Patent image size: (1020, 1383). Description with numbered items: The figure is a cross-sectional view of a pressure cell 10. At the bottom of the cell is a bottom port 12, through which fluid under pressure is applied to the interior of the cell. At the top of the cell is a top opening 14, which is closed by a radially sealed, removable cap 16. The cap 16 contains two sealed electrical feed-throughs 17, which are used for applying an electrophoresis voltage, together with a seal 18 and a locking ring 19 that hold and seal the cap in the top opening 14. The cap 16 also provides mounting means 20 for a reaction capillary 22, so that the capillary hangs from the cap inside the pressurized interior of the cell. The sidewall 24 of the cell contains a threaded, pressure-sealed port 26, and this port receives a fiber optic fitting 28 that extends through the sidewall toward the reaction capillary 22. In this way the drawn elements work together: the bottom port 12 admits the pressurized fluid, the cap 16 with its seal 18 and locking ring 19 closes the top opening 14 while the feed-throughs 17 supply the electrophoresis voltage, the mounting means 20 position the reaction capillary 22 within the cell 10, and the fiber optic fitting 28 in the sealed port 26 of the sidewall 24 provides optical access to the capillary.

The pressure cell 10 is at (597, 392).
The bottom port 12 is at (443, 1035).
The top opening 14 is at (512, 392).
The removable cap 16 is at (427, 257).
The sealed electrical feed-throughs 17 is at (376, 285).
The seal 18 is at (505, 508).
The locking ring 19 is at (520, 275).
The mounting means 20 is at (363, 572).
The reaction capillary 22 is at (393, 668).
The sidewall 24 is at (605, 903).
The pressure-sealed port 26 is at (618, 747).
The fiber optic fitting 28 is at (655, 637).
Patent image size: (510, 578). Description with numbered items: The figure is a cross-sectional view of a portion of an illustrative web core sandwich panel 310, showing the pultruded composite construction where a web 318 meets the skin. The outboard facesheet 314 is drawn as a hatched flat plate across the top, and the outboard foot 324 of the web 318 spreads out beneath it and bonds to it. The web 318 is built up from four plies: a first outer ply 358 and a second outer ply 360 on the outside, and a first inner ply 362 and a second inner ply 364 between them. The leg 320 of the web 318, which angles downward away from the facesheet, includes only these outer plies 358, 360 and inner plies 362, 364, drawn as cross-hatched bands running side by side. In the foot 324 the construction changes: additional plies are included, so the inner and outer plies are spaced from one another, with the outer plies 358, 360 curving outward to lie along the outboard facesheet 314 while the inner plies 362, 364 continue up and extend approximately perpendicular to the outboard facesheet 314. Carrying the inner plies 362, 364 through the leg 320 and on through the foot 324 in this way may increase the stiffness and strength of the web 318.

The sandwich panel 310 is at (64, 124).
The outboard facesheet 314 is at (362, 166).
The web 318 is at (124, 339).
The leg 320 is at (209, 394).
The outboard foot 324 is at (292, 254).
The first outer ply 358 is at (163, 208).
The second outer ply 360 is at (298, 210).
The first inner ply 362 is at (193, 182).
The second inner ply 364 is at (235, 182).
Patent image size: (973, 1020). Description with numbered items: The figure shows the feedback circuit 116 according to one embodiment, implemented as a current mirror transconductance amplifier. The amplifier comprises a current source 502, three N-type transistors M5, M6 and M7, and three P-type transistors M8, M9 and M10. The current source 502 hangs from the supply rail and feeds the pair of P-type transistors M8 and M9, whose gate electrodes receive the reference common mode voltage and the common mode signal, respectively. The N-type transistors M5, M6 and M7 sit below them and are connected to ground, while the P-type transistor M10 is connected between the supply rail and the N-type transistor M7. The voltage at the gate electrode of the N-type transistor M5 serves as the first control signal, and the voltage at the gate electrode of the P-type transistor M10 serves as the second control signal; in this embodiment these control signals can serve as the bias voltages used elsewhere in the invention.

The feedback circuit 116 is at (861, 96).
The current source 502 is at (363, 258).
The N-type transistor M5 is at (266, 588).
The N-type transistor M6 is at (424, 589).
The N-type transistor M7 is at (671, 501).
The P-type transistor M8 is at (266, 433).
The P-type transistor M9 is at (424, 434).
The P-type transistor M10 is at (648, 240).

########################################

> **Short exercise**
Copy the lines word for word, beginning at the line containing "Patent image size: (973, 1020)." and running through the line containing "The feedback circuit 116 is at (861, 96).".

> **Solution for this exercise**
Patent image size: (973, 1020). Description with numbered items: The figure shows the feedback circuit 116 according to one embodiment, implemented as a current mirror transconductance amplifier. The amplifier comprises a current source 502, three N-type transistors M5, M6 and M7, and three P-type transistors M8, M9 and M10. The current source 502 hangs from the supply rail and feeds the pair of P-type transistors M8 and M9, whose gate electrodes receive the reference common mode voltage and the common mode signal, respectively. The N-type transistors M5, M6 and M7 sit below them and are connected to ground, while the P-type transistor M10 is connected between the supply rail and the N-type transistor M7. The voltage at the gate electrode of the N-type transistor M5 serves as the first control signal, and the voltage at the gate electrode of the P-type transistor M10 serves as the second control signal; in this embodiment these control signals can serve as the bias voltages used elsewhere in the invention.

The feedback circuit 116 is at (861, 96).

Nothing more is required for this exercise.